### TASK OBJECTIVE
Start at the line containing "Extract the structured" and transcribe every line exactly through the end of the records below, and only those lines.

### PROVIDED ENTRIES
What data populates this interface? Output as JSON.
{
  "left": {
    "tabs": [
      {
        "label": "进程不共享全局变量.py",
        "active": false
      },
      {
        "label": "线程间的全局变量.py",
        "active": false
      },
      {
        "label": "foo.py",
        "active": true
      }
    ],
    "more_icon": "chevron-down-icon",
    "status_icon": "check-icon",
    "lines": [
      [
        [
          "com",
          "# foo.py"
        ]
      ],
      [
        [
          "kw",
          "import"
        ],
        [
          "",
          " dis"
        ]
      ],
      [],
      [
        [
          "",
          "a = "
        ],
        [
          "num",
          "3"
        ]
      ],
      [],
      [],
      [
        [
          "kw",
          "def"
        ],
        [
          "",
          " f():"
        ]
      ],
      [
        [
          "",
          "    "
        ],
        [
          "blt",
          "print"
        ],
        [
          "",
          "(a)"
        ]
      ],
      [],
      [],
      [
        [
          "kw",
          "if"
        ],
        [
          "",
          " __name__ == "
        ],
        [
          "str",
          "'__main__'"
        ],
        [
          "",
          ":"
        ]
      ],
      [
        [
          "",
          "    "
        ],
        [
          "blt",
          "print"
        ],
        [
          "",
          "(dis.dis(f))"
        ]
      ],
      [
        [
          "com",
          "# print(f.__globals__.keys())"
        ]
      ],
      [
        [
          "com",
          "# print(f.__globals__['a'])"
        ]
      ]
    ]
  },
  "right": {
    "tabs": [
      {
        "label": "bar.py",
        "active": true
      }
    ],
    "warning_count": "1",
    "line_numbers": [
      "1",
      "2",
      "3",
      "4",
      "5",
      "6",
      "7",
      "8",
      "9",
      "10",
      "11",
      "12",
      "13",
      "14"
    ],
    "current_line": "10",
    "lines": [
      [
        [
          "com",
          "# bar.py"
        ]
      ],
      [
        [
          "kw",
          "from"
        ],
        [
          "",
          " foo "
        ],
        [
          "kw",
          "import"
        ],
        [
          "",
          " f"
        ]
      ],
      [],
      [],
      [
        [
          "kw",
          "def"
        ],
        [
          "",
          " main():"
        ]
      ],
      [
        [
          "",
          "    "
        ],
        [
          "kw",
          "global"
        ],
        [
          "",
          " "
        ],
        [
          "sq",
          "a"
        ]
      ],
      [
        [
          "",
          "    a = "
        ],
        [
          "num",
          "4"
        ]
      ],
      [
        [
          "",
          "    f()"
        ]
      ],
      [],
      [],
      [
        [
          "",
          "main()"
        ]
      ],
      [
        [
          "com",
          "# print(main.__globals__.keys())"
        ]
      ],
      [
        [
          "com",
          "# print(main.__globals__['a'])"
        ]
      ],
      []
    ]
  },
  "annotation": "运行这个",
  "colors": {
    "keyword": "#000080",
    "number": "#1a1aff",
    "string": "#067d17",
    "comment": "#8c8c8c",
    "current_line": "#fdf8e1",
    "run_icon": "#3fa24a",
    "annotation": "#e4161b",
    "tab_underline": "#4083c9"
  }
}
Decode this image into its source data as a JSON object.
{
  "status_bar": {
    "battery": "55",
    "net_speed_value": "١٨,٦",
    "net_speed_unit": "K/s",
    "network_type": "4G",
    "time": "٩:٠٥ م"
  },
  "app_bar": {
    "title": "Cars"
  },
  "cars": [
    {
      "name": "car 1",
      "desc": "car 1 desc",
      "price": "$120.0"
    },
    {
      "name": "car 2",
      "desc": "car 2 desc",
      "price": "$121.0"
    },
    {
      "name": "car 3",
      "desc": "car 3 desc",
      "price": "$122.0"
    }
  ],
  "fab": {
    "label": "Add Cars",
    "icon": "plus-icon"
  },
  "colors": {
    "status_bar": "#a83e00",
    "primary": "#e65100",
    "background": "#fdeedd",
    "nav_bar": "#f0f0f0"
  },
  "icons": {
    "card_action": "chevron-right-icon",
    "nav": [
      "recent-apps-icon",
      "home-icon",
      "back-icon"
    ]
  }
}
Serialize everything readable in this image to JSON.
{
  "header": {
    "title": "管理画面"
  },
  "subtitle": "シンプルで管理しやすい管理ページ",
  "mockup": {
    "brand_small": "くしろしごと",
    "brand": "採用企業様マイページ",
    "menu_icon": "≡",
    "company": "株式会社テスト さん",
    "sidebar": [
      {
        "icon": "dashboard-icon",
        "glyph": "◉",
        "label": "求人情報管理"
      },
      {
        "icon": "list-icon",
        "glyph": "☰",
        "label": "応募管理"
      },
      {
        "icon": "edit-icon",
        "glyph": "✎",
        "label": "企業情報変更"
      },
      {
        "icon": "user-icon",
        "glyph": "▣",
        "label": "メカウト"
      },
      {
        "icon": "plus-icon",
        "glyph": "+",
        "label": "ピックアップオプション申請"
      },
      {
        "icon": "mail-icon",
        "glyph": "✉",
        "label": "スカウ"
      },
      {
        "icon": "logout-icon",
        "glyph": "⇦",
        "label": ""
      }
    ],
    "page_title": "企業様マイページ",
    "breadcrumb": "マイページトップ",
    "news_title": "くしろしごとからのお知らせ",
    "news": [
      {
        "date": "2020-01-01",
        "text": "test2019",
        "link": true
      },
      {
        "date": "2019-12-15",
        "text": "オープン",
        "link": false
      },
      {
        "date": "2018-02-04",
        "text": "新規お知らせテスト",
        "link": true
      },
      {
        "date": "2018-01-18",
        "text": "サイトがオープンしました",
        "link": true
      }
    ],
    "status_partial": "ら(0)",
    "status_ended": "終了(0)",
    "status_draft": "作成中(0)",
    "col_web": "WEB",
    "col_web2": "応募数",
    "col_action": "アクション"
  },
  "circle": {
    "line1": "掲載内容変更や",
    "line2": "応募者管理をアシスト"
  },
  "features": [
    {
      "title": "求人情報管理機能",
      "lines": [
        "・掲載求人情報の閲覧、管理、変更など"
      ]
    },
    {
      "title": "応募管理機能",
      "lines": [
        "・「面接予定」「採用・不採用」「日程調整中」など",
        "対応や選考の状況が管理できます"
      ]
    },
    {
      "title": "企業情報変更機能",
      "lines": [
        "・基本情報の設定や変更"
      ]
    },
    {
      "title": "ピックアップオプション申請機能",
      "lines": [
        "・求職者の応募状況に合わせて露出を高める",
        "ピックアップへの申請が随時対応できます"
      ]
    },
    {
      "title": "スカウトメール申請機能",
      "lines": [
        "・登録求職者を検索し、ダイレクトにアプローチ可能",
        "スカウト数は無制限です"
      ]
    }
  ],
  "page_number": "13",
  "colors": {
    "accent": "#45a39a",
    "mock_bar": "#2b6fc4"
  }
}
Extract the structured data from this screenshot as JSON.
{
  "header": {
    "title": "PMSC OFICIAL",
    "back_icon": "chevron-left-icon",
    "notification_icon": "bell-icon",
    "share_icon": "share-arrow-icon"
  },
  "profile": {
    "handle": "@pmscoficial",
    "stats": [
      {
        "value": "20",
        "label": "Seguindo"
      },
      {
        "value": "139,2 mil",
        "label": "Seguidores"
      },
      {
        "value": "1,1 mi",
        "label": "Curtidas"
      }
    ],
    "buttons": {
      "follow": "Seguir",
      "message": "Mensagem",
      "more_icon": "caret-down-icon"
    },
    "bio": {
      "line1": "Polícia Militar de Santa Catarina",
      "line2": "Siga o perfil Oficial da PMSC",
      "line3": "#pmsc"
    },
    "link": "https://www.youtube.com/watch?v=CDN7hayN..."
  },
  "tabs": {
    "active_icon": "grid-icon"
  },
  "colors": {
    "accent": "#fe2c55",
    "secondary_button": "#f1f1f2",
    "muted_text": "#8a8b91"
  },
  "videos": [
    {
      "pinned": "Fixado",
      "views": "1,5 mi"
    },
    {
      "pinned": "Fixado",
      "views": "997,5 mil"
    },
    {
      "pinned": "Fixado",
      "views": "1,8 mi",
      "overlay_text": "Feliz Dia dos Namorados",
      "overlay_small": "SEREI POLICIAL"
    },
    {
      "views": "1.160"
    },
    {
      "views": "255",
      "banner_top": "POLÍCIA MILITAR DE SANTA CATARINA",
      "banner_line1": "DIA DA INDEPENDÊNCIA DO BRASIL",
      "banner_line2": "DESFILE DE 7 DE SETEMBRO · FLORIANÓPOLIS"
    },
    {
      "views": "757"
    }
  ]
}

### REPLY TO THE TASK
Extract the structured data from this screenshot as JSON.
{
  "header": {
    "title": "PMSC OFICIAL",
    "back_icon": "chevron-left-icon",
    "notification_icon": "bell-icon",
    "share_icon": "share-arrow-icon"
  },
  "profile": {
    "handle": "@pmscoficial",
    "stats": [
      {
        "value": "20",
        "label": "Seguindo"
      },
      {
        "value": "139,2 mil",
        "label": "Seguidores"
      },
      {
        "value": "1,1 mi",
        "label": "Curtidas"
      }
    ],
    "buttons": {
      "follow": "Seguir",
      "message": "Mensagem",
      "more_icon": "caret-down-icon"
    },
    "bio": {
      "line1": "Polícia Militar de Santa Catarina",
      "line2": "Siga o perfil Oficial da PMSC",
      "line3": "#pmsc"
    },
    "link": "https://www.youtube.com/watch?v=CDN7hayN..."
  },
  "tabs": {
    "active_icon": "grid-icon"
  },
  "colors": {
    "accent": "#fe2c55",
    "secondary_button": "#f1f1f2",
    "muted_text": "#8a8b91"
  },
  "videos": [
    {
      "pinned": "Fixado",
      "views": "1,5 mi"
    },
    {
      "pinned": "Fixado",
      "views": "997,5 mil"
    },
    {
      "pinned": "Fixado",
      "views": "1,8 mi",
      "overlay_text": "Feliz Dia dos Namorados",
      "overlay_small": "SEREI POLICIAL"
    },
    {
      "views": "1.160"
    },
    {
      "views": "255",
      "banner_top": "POLÍCIA MILITAR DE SANTA CATARINA",
      "banner_line1": "DIA DA INDEPENDÊNCIA DO BRASIL",
      "banner_line2": "DESFILE DE 7 DE SETEMBRO · FLORIANÓPOLIS"
    },
    {
      "views": "757"
    }
  ]
}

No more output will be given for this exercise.